(SET PROBLEM) Below are some records. Pull every line that contains the word "heading".

(INFORMATION PROVIDED)
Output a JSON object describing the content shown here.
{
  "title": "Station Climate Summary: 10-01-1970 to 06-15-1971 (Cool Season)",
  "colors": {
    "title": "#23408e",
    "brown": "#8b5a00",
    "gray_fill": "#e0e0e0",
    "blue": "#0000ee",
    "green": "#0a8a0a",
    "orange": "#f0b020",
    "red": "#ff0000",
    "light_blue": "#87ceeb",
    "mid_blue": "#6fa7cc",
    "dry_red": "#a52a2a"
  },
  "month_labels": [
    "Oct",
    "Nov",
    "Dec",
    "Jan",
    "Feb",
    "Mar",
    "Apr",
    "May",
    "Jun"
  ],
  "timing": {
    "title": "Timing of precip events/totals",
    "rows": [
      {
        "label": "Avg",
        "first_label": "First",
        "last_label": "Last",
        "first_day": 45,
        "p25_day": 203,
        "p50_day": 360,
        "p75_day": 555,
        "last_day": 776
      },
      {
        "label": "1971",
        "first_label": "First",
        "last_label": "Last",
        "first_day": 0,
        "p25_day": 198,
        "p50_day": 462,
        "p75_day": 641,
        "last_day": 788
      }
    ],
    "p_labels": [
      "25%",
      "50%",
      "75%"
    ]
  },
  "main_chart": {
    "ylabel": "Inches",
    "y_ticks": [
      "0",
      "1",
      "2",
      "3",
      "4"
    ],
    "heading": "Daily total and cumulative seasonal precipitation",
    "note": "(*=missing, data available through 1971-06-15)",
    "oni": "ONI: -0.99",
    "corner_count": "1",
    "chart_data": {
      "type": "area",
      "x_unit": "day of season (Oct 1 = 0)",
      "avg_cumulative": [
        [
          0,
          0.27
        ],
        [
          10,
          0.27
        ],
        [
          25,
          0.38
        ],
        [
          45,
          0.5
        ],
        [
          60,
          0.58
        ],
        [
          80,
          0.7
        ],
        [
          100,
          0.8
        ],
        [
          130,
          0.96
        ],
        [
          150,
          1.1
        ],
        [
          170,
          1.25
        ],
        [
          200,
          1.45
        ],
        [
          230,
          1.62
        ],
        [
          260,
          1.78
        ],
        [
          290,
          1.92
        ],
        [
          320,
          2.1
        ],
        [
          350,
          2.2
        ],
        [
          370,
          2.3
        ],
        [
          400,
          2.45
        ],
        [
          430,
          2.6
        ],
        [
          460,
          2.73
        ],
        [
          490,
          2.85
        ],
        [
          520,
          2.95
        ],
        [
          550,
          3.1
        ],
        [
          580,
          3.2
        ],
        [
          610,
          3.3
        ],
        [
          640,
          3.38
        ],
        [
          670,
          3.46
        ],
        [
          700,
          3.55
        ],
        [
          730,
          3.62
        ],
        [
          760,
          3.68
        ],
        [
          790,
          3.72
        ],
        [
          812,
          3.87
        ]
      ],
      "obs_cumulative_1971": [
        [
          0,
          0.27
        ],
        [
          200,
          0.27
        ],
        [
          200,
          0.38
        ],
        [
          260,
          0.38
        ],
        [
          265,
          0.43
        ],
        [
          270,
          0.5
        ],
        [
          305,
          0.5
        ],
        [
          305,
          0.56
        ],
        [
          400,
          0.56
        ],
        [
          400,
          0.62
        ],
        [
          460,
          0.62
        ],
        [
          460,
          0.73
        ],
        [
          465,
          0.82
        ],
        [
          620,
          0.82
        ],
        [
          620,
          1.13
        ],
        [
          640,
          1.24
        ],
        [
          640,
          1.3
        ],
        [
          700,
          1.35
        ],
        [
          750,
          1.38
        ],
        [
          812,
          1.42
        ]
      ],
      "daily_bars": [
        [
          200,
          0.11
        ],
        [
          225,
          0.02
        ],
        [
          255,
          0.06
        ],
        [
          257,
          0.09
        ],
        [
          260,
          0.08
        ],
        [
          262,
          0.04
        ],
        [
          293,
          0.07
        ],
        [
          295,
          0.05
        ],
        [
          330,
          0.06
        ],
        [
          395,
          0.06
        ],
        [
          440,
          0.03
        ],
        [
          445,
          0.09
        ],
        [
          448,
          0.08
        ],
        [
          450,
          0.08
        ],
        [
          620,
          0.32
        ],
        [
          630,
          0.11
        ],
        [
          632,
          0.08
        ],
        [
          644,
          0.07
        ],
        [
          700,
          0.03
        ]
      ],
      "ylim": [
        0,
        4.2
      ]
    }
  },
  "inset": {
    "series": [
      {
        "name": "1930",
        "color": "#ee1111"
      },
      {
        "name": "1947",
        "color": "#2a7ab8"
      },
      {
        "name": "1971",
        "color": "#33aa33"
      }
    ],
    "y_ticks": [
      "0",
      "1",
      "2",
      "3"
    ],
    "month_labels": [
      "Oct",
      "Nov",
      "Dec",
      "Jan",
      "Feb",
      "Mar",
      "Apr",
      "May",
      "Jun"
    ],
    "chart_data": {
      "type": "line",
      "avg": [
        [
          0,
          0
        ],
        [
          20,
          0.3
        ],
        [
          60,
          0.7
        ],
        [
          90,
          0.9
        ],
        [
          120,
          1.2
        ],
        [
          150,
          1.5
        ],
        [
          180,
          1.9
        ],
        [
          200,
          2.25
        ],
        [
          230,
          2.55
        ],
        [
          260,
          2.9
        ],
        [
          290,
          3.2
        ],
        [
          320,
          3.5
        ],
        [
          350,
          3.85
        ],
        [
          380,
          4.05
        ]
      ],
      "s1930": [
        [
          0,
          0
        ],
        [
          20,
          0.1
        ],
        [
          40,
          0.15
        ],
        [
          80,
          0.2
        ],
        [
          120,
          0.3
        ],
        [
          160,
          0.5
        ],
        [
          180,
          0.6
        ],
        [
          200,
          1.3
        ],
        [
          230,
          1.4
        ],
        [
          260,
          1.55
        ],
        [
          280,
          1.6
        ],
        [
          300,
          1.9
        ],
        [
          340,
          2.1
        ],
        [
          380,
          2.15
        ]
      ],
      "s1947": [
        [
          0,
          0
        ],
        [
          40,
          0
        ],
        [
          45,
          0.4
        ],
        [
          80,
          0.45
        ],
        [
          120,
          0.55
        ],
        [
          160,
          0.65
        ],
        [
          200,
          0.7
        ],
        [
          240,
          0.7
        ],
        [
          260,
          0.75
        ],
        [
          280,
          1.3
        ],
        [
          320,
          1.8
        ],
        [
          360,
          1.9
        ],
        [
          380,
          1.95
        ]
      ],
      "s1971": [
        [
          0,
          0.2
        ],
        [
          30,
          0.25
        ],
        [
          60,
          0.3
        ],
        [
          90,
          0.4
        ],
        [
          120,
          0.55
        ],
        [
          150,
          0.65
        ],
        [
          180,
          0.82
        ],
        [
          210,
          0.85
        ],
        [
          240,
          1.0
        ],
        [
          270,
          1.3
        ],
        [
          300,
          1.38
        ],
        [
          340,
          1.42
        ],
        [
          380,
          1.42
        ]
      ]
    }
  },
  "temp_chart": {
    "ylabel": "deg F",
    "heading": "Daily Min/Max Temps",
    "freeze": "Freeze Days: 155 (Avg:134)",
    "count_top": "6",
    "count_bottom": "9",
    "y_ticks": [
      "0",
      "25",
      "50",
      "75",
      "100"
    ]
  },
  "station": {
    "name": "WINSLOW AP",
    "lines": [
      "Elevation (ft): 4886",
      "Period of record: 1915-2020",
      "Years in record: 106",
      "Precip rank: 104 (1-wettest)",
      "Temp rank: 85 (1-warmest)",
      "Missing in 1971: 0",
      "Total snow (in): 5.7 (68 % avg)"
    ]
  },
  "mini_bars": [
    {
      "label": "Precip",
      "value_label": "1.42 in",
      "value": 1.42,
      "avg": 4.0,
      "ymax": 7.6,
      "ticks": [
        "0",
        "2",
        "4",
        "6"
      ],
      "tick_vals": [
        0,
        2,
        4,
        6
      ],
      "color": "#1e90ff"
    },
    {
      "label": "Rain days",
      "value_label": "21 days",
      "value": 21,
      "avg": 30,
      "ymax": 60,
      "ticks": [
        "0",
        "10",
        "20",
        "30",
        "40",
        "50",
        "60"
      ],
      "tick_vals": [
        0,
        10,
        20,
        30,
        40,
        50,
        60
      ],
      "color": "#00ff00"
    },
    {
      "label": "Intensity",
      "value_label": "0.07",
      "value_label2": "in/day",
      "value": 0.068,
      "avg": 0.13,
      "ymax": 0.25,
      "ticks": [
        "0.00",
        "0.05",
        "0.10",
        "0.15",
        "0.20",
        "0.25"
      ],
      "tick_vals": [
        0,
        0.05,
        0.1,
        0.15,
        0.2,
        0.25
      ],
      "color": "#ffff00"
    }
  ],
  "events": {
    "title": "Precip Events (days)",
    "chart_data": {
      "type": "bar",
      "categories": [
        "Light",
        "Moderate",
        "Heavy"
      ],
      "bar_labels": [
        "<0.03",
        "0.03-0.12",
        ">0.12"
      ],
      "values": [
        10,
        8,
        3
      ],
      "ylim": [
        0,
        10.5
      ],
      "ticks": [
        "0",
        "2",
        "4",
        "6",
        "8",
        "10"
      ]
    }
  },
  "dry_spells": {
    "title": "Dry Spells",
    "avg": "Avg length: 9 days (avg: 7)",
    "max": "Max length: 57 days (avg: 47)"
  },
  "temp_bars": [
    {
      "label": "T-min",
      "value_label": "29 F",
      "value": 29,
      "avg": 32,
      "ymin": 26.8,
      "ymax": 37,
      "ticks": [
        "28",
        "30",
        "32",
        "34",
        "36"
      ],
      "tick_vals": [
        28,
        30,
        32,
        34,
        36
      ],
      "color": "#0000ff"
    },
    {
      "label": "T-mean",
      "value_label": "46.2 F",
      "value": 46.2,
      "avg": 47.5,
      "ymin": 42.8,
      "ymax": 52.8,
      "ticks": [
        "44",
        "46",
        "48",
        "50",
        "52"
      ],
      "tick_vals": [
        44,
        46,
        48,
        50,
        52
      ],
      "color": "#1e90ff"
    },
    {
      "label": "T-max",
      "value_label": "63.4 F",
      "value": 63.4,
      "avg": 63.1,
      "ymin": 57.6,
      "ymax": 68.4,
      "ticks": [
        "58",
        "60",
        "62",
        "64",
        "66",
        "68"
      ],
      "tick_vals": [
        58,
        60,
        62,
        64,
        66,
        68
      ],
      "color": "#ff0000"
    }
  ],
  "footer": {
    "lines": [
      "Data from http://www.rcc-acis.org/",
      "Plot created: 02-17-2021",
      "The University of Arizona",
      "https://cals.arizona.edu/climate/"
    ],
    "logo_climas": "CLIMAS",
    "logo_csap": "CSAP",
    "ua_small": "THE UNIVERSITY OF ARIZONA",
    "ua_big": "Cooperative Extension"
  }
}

(RESPONSE)
    "heading": "Daily total and cumulative seasonal precipitation",
    "heading": "Daily Min/Max Temps",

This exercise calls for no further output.